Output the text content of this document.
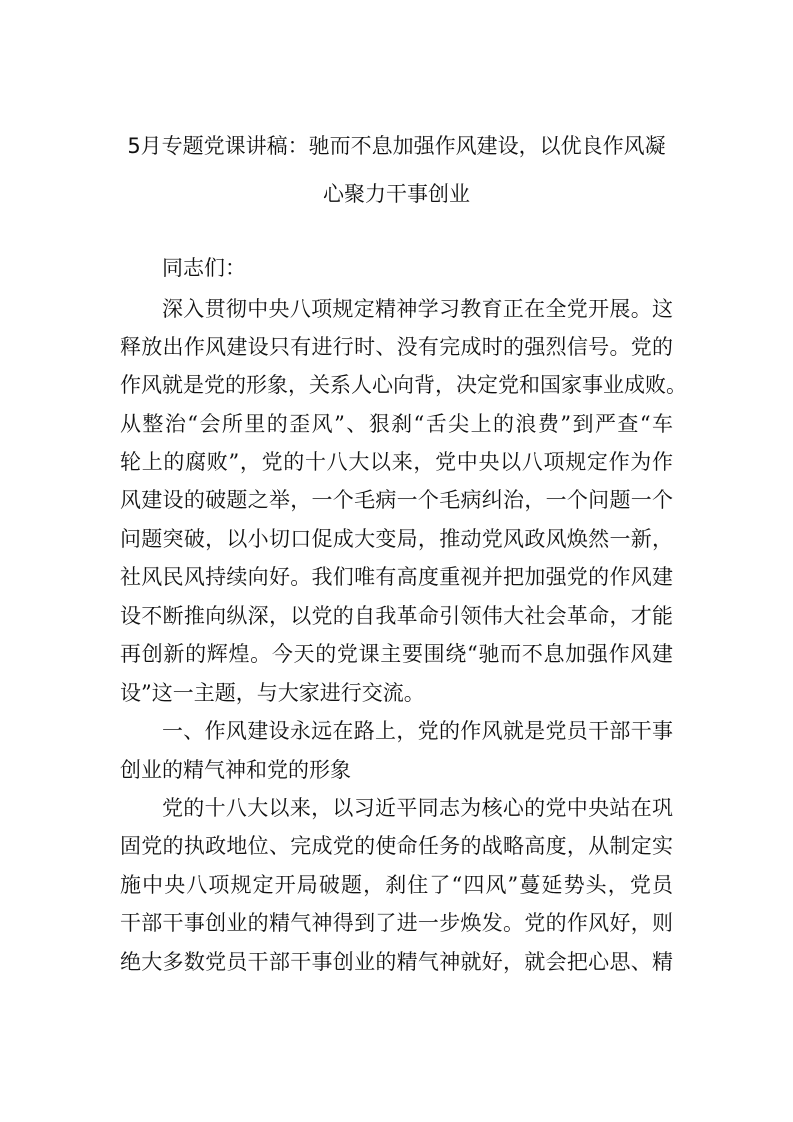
5月专题党课讲稿：驰而不息加强作风建设，以优良作风凝
心聚力干事创业
同志们：
深入贯彻中央八项规定精神学习教育正在全党开展。这
释放出作风建设只有进行时、没有完成时的强烈信号。党的
作风就是党的形象，关系人心向背，决定党和国家事业成败。
从整治“会所里的歪风”、狠刹“舌尖上的浪费”到严查“车
轮上的腐败”，党的十八大以来，党中央以八项规定作为作
风建设的破题之举，一个毛病一个毛病纠治，一个问题一个
问题突破，以小切口促成大变局，推动党风政风焕然一新，
社风民风持续向好。我们唯有高度重视并把加强党的作风建
设不断推向纵深，以党的自我革命引领伟大社会革命，才能
再创新的辉煌。今天的党课主要围绕“驰而不息加强作风建
设”这一主题，与大家进行交流。
一、作风建设永远在路上，党的作风就是党员干部干事
创业的精气神和党的形象
党的十八大以来，以习近平同志为核心的党中央站在巩
固党的执政地位、完成党的使命任务的战略高度，从制定实
施中央八项规定开局破题，刹住了“四风”蔓延势头，党员
干部干事创业的精气神得到了进一步焕发。党的作风好，则
绝大多数党员干部干事创业的精气神就好，就会把心思、精
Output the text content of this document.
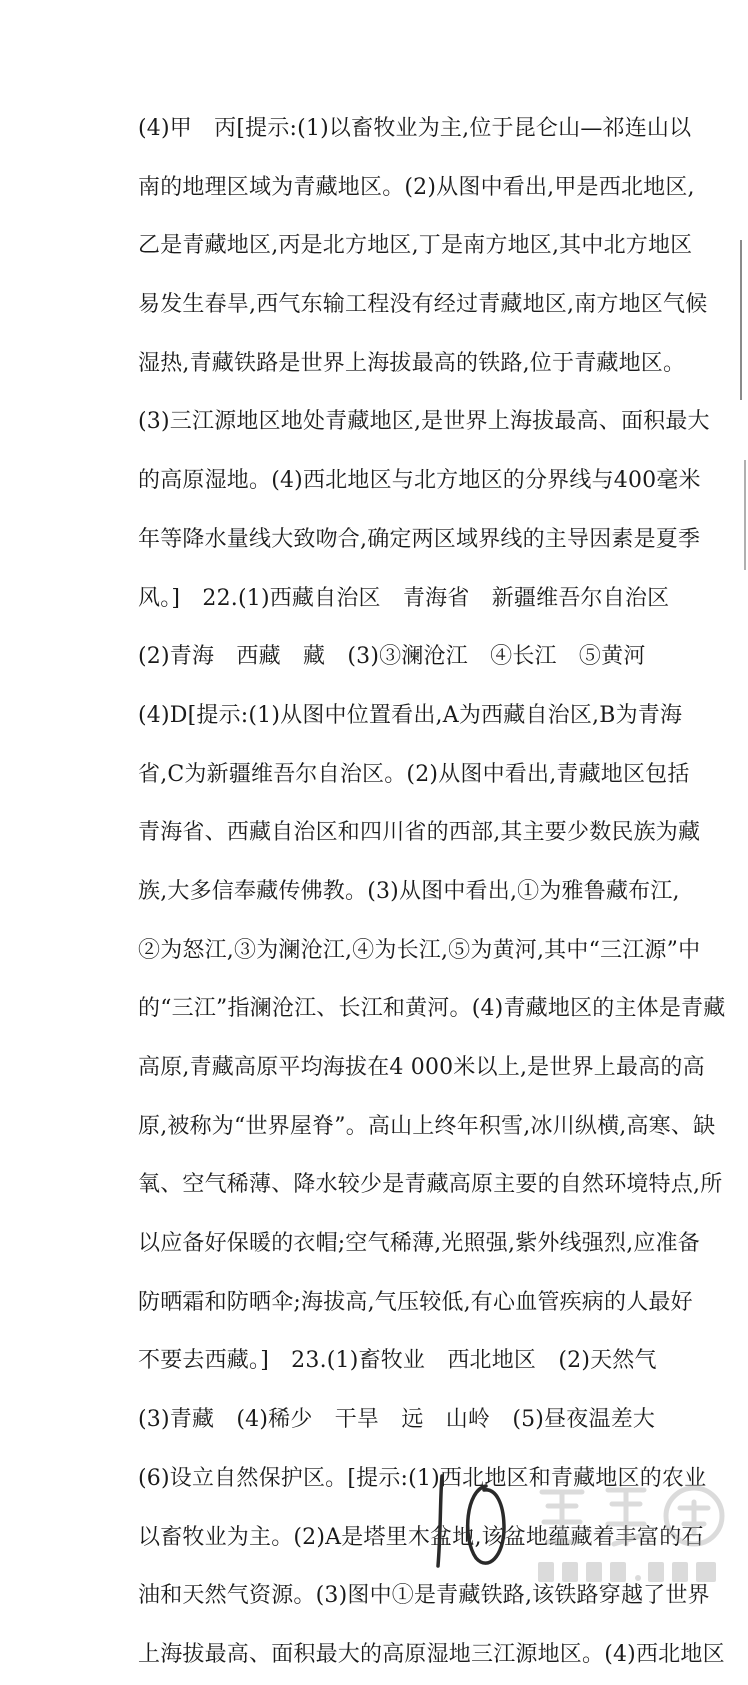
(4)甲　丙[提示:(1)以畜牧业为主,位于昆仑山—祁连山以
南的地理区域为青藏地区。(2)从图中看出,甲是西北地区,
乙是青藏地区,丙是北方地区,丁是南方地区,其中北方地区
易发生春旱,西气东输工程没有经过青藏地区,南方地区气候
湿热,青藏铁路是世界上海拔最高的铁路,位于青藏地区。
(3)三江源地区地处青藏地区,是世界上海拔最高、面积最大
的高原湿地。(4)西北地区与北方地区的分界线与400毫米
年等降水量线大致吻合,确定两区域界线的主导因素是夏季
风。]　22.(1)西藏自治区　青海省　新疆维吾尔自治区
(2)青海　西藏　藏　(3)③澜沧江　④长江　⑤黄河
(4)D[提示:(1)从图中位置看出,A为西藏自治区,B为青海
省,C为新疆维吾尔自治区。(2)从图中看出,青藏地区包括
青海省、西藏自治区和四川省的西部,其主要少数民族为藏
族,大多信奉藏传佛教。(3)从图中看出,①为雅鲁藏布江,
②为怒江,③为澜沧江,④为长江,⑤为黄河,其中“三江源”中
的“三江”指澜沧江、长江和黄河。(4)青藏地区的主体是青藏
高原,青藏高原平均海拔在4 000米以上,是世界上最高的高
原,被称为“世界屋脊”。高山上终年积雪,冰川纵横,高寒、缺
氧、空气稀薄、降水较少是青藏高原主要的自然环境特点,所
以应备好保暖的衣帽;空气稀薄,光照强,紫外线强烈,应准备
防晒霜和防晒伞;海拔高,气压较低,有心血管疾病的人最好
不要去西藏。]　23.(1)畜牧业　西北地区　(2)天然气
(3)青藏　(4)稀少　干旱　远　山岭　(5)昼夜温差大
(6)设立自然保护区。[提示:(1)西北地区和青藏地区的农业
以畜牧业为主。(2)A是塔里木盆地,该盆地蕴藏着丰富的石
油和天然气资源。(3)图中①是青藏铁路,该铁路穿越了世界
上海拔最高、面积最大的高原湿地三江源地区。(4)西北地区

*****

What is needed: Every record must be copied exactly, with images dropped from the result.

Solution to the problem:
Output the text content of this document.
5月专题党课讲稿：驰而不息加强作风建设，以优良作风凝
心聚力干事创业
同志们：
深入贯彻中央八项规定精神学习教育正在全党开展。这
释放出作风建设只有进行时、没有完成时的强烈信号。党的
作风就是党的形象，关系人心向背，决定党和国家事业成败。
从整治“会所里的歪风”、狠刹“舌尖上的浪费”到严查“车
轮上的腐败”，党的十八大以来，党中央以八项规定作为作
风建设的破题之举，一个毛病一个毛病纠治，一个问题一个
问题突破，以小切口促成大变局，推动党风政风焕然一新，
社风民风持续向好。我们唯有高度重视并把加强党的作风建
设不断推向纵深，以党的自我革命引领伟大社会革命，才能
再创新的辉煌。今天的党课主要围绕“驰而不息加强作风建
设”这一主题，与大家进行交流。
一、作风建设永远在路上，党的作风就是党员干部干事
创业的精气神和党的形象
党的十八大以来，以习近平同志为核心的党中央站在巩
固党的执政地位、完成党的使命任务的战略高度，从制定实
施中央八项规定开局破题，刹住了“四风”蔓延势头，党员
干部干事创业的精气神得到了进一步焕发。党的作风好，则
绝大多数党员干部干事创业的精气神就好，就会把心思、精
Output the text content of this document.
(4)甲　丙[提示:(1)以畜牧业为主,位于昆仑山—祁连山以
南的地理区域为青藏地区。(2)从图中看出,甲是西北地区,
乙是青藏地区,丙是北方地区,丁是南方地区,其中北方地区
易发生春旱,西气东输工程没有经过青藏地区,南方地区气候
湿热,青藏铁路是世界上海拔最高的铁路,位于青藏地区。
(3)三江源地区地处青藏地区,是世界上海拔最高、面积最大
的高原湿地。(4)西北地区与北方地区的分界线与400毫米
年等降水量线大致吻合,确定两区域界线的主导因素是夏季
风。]　22.(1)西藏自治区　青海省　新疆维吾尔自治区
(2)青海　西藏　藏　(3)③澜沧江　④长江　⑤黄河
(4)D[提示:(1)从图中位置看出,A为西藏自治区,B为青海
省,C为新疆维吾尔自治区。(2)从图中看出,青藏地区包括
青海省、西藏自治区和四川省的西部,其主要少数民族为藏
族,大多信奉藏传佛教。(3)从图中看出,①为雅鲁藏布江,
②为怒江,③为澜沧江,④为长江,⑤为黄河,其中“三江源”中
的“三江”指澜沧江、长江和黄河。(4)青藏地区的主体是青藏
高原,青藏高原平均海拔在4 000米以上,是世界上最高的高
原,被称为“世界屋脊”。高山上终年积雪,冰川纵横,高寒、缺
氧、空气稀薄、降水较少是青藏高原主要的自然环境特点,所
以应备好保暖的衣帽;空气稀薄,光照强,紫外线强烈,应准备
防晒霜和防晒伞;海拔高,气压较低,有心血管疾病的人最好
不要去西藏。]　23.(1)畜牧业　西北地区　(2)天然气
(3)青藏　(4)稀少　干旱　远　山岭　(5)昼夜温差大
(6)设立自然保护区。[提示:(1)西北地区和青藏地区的农业
以畜牧业为主。(2)A是塔里木盆地,该盆地蕴藏着丰富的石
油和天然气资源。(3)图中①是青藏铁路,该铁路穿越了世界
上海拔最高、面积最大的高原湿地三江源地区。(4)西北地区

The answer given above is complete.